● Aim
Your task is to retype each line of the data below exactly.

● Extracted records
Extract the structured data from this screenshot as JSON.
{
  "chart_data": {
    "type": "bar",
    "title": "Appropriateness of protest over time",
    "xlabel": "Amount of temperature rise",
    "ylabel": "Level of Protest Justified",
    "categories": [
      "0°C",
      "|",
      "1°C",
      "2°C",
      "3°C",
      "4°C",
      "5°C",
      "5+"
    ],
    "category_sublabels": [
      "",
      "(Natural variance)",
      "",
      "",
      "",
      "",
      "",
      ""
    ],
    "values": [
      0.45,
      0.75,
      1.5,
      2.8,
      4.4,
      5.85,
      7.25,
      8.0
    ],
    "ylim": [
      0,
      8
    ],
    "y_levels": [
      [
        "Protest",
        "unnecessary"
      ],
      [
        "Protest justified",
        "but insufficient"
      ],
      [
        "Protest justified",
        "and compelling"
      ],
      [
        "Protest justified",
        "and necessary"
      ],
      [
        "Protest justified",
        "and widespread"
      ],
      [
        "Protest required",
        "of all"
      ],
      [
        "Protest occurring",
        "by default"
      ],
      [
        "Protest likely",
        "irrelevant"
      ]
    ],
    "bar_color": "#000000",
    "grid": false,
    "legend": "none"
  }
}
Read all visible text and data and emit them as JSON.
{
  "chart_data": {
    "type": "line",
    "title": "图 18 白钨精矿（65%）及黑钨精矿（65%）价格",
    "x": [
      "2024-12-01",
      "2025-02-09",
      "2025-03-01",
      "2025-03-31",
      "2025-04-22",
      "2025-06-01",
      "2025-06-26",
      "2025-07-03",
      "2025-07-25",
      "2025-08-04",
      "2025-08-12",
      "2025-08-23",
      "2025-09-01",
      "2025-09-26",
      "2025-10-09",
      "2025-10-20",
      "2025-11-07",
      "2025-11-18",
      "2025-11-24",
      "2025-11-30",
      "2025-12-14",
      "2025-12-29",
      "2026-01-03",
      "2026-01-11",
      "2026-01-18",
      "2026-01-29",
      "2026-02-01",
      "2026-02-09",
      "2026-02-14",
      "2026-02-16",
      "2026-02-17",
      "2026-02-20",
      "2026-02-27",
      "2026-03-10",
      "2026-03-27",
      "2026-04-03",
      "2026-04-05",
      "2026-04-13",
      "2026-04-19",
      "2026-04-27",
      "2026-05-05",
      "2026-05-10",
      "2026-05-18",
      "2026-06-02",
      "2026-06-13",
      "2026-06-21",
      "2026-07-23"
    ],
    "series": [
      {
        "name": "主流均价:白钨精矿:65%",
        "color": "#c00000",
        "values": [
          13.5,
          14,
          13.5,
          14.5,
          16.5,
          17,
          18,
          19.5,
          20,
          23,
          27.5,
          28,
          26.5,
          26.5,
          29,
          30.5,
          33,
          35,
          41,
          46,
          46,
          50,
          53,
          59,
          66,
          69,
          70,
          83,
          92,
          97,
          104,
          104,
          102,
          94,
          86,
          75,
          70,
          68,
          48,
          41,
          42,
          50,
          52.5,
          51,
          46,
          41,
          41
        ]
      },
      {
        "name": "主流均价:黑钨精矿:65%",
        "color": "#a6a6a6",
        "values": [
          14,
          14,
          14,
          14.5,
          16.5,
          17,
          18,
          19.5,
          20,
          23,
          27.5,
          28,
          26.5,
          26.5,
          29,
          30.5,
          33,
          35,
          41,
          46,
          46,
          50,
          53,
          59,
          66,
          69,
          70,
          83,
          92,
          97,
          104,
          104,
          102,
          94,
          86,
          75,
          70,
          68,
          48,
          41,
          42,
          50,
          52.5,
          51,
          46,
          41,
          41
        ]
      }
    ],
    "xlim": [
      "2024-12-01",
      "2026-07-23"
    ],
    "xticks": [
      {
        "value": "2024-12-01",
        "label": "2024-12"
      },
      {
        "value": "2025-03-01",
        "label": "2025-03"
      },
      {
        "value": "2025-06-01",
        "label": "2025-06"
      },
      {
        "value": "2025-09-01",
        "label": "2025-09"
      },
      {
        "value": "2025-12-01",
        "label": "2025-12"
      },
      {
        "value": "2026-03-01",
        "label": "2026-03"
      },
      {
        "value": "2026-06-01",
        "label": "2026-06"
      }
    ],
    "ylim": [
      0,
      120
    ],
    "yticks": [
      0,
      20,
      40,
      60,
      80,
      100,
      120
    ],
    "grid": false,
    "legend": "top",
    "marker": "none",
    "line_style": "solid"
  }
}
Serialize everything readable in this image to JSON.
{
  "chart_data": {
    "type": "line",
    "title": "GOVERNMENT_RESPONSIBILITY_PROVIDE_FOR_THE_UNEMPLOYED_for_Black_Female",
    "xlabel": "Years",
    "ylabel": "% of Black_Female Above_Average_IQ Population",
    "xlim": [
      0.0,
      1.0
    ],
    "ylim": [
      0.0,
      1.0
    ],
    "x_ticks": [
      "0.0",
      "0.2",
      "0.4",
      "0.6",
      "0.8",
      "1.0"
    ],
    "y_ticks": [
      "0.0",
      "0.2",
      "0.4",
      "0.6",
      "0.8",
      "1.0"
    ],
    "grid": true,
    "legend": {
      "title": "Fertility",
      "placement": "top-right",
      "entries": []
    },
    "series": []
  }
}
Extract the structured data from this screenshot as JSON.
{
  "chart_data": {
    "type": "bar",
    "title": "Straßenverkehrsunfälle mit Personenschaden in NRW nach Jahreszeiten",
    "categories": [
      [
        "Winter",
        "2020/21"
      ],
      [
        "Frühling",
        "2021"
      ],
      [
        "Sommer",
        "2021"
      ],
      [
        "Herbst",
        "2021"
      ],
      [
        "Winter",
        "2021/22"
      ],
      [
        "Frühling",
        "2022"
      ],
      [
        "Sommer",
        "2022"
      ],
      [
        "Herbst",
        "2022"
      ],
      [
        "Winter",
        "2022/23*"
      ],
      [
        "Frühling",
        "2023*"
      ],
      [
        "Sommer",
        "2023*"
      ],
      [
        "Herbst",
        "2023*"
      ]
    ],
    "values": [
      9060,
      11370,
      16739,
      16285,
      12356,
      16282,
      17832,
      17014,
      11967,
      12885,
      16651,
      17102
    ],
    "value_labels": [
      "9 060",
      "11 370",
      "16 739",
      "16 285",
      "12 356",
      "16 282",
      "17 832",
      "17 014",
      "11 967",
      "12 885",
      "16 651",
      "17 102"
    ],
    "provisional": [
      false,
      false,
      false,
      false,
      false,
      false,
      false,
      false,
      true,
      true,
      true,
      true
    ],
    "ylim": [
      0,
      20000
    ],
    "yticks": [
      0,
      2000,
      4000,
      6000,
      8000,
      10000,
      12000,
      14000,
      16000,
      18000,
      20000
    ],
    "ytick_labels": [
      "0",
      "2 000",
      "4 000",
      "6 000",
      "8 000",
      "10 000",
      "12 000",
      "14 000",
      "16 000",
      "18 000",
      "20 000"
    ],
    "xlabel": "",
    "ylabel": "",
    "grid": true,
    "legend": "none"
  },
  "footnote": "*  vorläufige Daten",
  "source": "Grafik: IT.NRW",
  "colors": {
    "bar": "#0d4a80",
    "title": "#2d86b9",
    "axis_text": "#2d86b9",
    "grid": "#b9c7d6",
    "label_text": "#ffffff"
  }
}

● Result of the exercise
Extract the structured data from this screenshot as JSON.
{
  "chart_data": {
    "type": "bar",
    "title": "Appropriateness of protest over time",
    "xlabel": "Amount of temperature rise",
    "ylabel": "Level of Protest Justified",
    "categories": [
      "0°C",
      "|",
      "1°C",
      "2°C",
      "3°C",
      "4°C",
      "5°C",
      "5+"
    ],
    "category_sublabels": [
      "",
      "(Natural variance)",
      "",
      "",
      "",
      "",
      "",
      ""
    ],
    "values": [
      0.45,
      0.75,
      1.5,
      2.8,
      4.4,
      5.85,
      7.25,
      8.0
    ],
    "ylim": [
      0,
      8
    ],
    "y_levels": [
      [
        "Protest",
        "unnecessary"
      ],
      [
        "Protest justified",
        "but insufficient"
      ],
      [
        "Protest justified",
        "and compelling"
      ],
      [
        "Protest justified",
        "and necessary"
      ],
      [
        "Protest justified",
        "and widespread"
      ],
      [
        "Protest required",
        "of all"
      ],
      [
        "Protest occurring",
        "by default"
      ],
      [
        "Protest likely",
        "irrelevant"
      ]
    ],
    "bar_color": "#000000",
    "grid": false,
    "legend": "none"
  }
}
Read all visible text and data and emit them as JSON.
{
  "chart_data": {
    "type": "line",
    "title": "图 18 白钨精矿（65%）及黑钨精矿（65%）价格",
    "x": [
      "2024-12-01",
      "2025-02-09",
      "2025-03-01",
      "2025-03-31",
      "2025-04-22",
      "2025-06-01",
      "2025-06-26",
      "2025-07-03",
      "2025-07-25",
      "2025-08-04",
      "2025-08-12",
      "2025-08-23",
      "2025-09-01",
      "2025-09-26",
      "2025-10-09",
      "2025-10-20",
      "2025-11-07",
      "2025-11-18",
      "2025-11-24",
      "2025-11-30",
      "2025-12-14",
      "2025-12-29",
      "2026-01-03",
      "2026-01-11",
      "2026-01-18",
      "2026-01-29",
      "2026-02-01",
      "2026-02-09",
      "2026-02-14",
      "2026-02-16",
      "2026-02-17",
      "2026-02-20",
      "2026-02-27",
      "2026-03-10",
      "2026-03-27",
      "2026-04-03",
      "2026-04-05",
      "2026-04-13",
      "2026-04-19",
      "2026-04-27",
      "2026-05-05",
      "2026-05-10",
      "2026-05-18",
      "2026-06-02",
      "2026-06-13",
      "2026-06-21",
      "2026-07-23"
    ],
    "series": [
      {
        "name": "主流均价:白钨精矿:65%",
        "color": "#c00000",
        "values": [
          13.5,
          14,
          13.5,
          14.5,
          16.5,
          17,
          18,
          19.5,
          20,
          23,
          27.5,
          28,
          26.5,
          26.5,
          29,
          30.5,
          33,
          35,
          41,
          46,
          46,
          50,
          53,
          59,
          66,
          69,
          70,
          83,
          92,
          97,
          104,
          104,
          102,
          94,
          86,
          75,
          70,
          68,
          48,
          41,
          42,
          50,
          52.5,
          51,
          46,
          41,
          41
        ]
      },
      {
        "name": "主流均价:黑钨精矿:65%",
        "color": "#a6a6a6",
        "values": [
          14,
          14,
          14,
          14.5,
          16.5,
          17,
          18,
          19.5,
          20,
          23,
          27.5,
          28,
          26.5,
          26.5,
          29,
          30.5,
          33,
          35,
          41,
          46,
          46,
          50,
          53,
          59,
          66,
          69,
          70,
          83,
          92,
          97,
          104,
          104,
          102,
          94,
          86,
          75,
          70,
          68,
          48,
          41,
          42,
          50,
          52.5,
          51,
          46,
          41,
          41
        ]
      }
    ],
    "xlim": [
      "2024-12-01",
      "2026-07-23"
    ],
    "xticks": [
      {
        "value": "2024-12-01",
        "label": "2024-12"
      },
      {
        "value": "2025-03-01",
        "label": "2025-03"
      },
      {
        "value": "2025-06-01",
        "label": "2025-06"
      },
      {
        "value": "2025-09-01",
        "label": "2025-09"
      },
      {
        "value": "2025-12-01",
        "label": "2025-12"
      },
      {
        "value": "2026-03-01",
        "label": "2026-03"
      },
      {
        "value": "2026-06-01",
        "label": "2026-06"
      }
    ],
    "ylim": [
      0,
      120
    ],
    "yticks": [
      0,
      20,
      40,
      60,
      80,
      100,
      120
    ],
    "grid": false,
    "legend": "top",
    "marker": "none",
    "line_style": "solid"
  }
}
Serialize everything readable in this image to JSON.
{
  "chart_data": {
    "type": "line",
    "title": "GOVERNMENT_RESPONSIBILITY_PROVIDE_FOR_THE_UNEMPLOYED_for_Black_Female",
    "xlabel": "Years",
    "ylabel": "% of Black_Female Above_Average_IQ Population",
    "xlim": [
      0.0,
      1.0
    ],
    "ylim": [
      0.0,
      1.0
    ],
    "x_ticks": [
      "0.0",
      "0.2",
      "0.4",
      "0.6",
      "0.8",
      "1.0"
    ],
    "y_ticks": [
      "0.0",
      "0.2",
      "0.4",
      "0.6",
      "0.8",
      "1.0"
    ],
    "grid": true,
    "legend": {
      "title": "Fertility",
      "placement": "top-right",
      "entries": []
    },
    "series": []
  }
}
Extract the structured data from this screenshot as JSON.
{
  "chart_data": {
    "type": "bar",
    "title": "Straßenverkehrsunfälle mit Personenschaden in NRW nach Jahreszeiten",
    "categories": [
      [
        "Winter",
        "2020/21"
      ],
      [
        "Frühling",
        "2021"
      ],
      [
        "Sommer",
        "2021"
      ],
      [
        "Herbst",
        "2021"
      ],
      [
        "Winter",
        "2021/22"
      ],
      [
        "Frühling",
        "2022"
      ],
      [
        "Sommer",
        "2022"
      ],
      [
        "Herbst",
        "2022"
      ],
      [
        "Winter",
        "2022/23*"
      ],
      [
        "Frühling",
        "2023*"
      ],
      [
        "Sommer",
        "2023*"
      ],
      [
        "Herbst",
        "2023*"
      ]
    ],
    "values": [
      9060,
      11370,
      16739,
      16285,
      12356,
      16282,
      17832,
      17014,
      11967,
      12885,
      16651,
      17102
    ],
    "value_labels": [
      "9 060",
      "11 370",
      "16 739",
      "16 285",
      "12 356",
      "16 282",
      "17 832",
      "17 014",
      "11 967",
      "12 885",
      "16 651",
      "17 102"
    ],
    "provisional": [
      false,
      false,
      false,
      false,
      false,
      false,
      false,
      false,
      true,
      true,
      true,
      true
    ],
    "ylim": [
      0,
      20000
    ],
    "yticks": [
      0,
      2000,
      4000,
      6000,
      8000,
      10000,
      12000,
      14000,
      16000,
      18000,
      20000
    ],
    "ytick_labels": [
      "0",
      "2 000",
      "4 000",
      "6 000",
      "8 000",
      "10 000",
      "12 000",
      "14 000",
      "16 000",
      "18 000",
      "20 000"
    ],
    "xlabel": "",
    "ylabel": "",
    "grid": true,
    "legend": "none"
  },
  "footnote": "*  vorläufige Daten",
  "source": "Grafik: IT.NRW",
  "colors": {
    "bar": "#0d4a80",
    "title": "#2d86b9",
    "axis_text": "#2d86b9",
    "grid": "#b9c7d6",
    "label_text": "#ffffff"
  }
}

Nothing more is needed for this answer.